== Recorded information
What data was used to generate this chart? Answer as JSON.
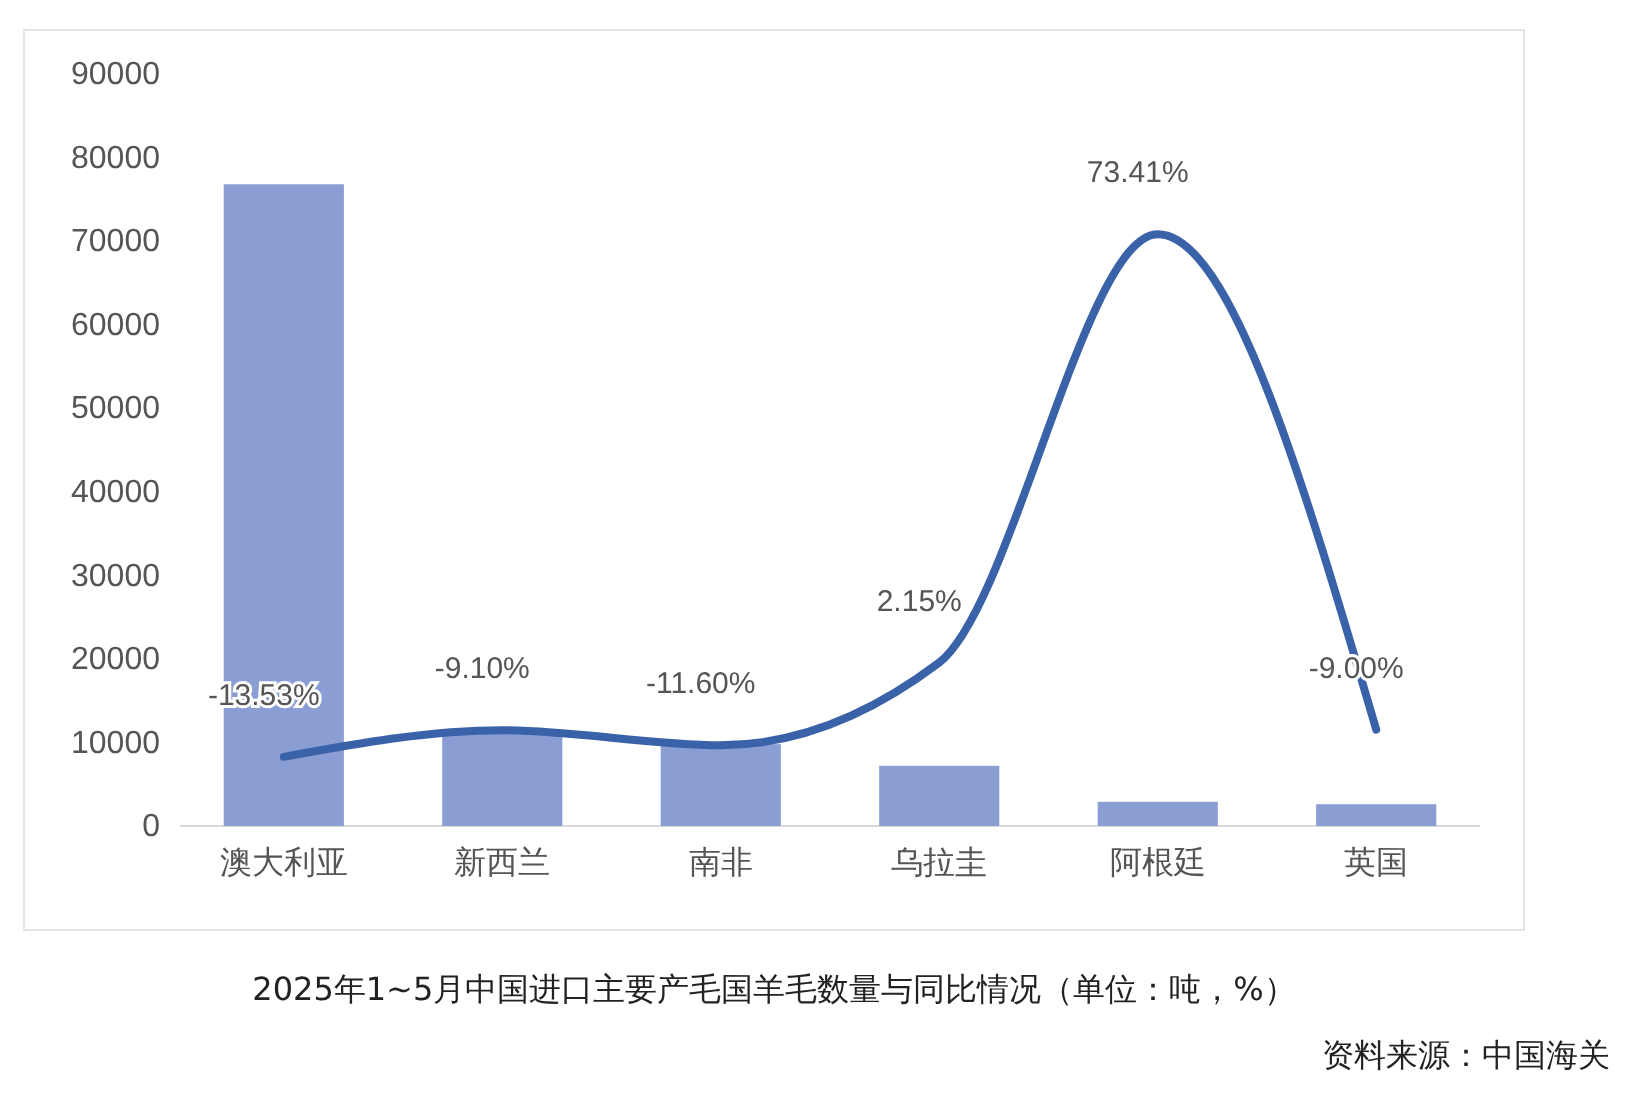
{
  "chart_data": {
    "type": "bar",
    "title": "2025年1~5月中国进口主要产毛国羊毛数量与同比情况（单位：吨，%）",
    "annotations": [
      "资料来源：中国海关"
    ],
    "categories": [
      "澳大利亚",
      "新西兰",
      "南非",
      "乌拉圭",
      "阿根廷",
      "英国"
    ],
    "series": [
      {
        "color": "#8a9ed4",
        "values": [
          76800,
          11500,
          9800,
          7200,
          2900,
          2600
        ]
      },
      {
        "type": "line",
        "axis": "y2",
        "color": "#3a62a8",
        "values": [
          -13.53,
          -9.1,
          -11.6,
          2.15,
          73.41,
          -9.0
        ],
        "value_labels": [
          "-13.53%",
          "-9.10%",
          "-11.60%",
          "2.15%",
          "73.41%",
          "-9.00%"
        ]
      }
    ],
    "ylim": [
      0,
      90000
    ],
    "yticks": [
      0,
      10000,
      20000,
      30000,
      40000,
      50000,
      60000,
      70000,
      80000,
      90000
    ],
    "grid": false,
    "marker": "none",
    "line_style": "solid"
  }
}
====
## Problem to work on
Transcribe the records above verbatim. Do not carry over any picture.

## Full output
What data was used to generate this chart? Answer as JSON.
{
  "chart_data": {
    "type": "bar",
    "title": "2025年1~5月中国进口主要产毛国羊毛数量与同比情况（单位：吨，%）",
    "annotations": [
      "资料来源：中国海关"
    ],
    "categories": [
      "澳大利亚",
      "新西兰",
      "南非",
      "乌拉圭",
      "阿根廷",
      "英国"
    ],
    "series": [
      {
        "color": "#8a9ed4",
        "values": [
          76800,
          11500,
          9800,
          7200,
          2900,
          2600
        ]
      },
      {
        "type": "line",
        "axis": "y2",
        "color": "#3a62a8",
        "values": [
          -13.53,
          -9.1,
          -11.6,
          2.15,
          73.41,
          -9.0
        ],
        "value_labels": [
          "-13.53%",
          "-9.10%",
          "-11.60%",
          "2.15%",
          "73.41%",
          "-9.00%"
        ]
      }
    ],
    "ylim": [
      0,
      90000
    ],
    "yticks": [
      0,
      10000,
      20000,
      30000,
      40000,
      50000,
      60000,
      70000,
      80000,
      90000
    ],
    "grid": false,
    "marker": "none",
    "line_style": "solid"
  }
}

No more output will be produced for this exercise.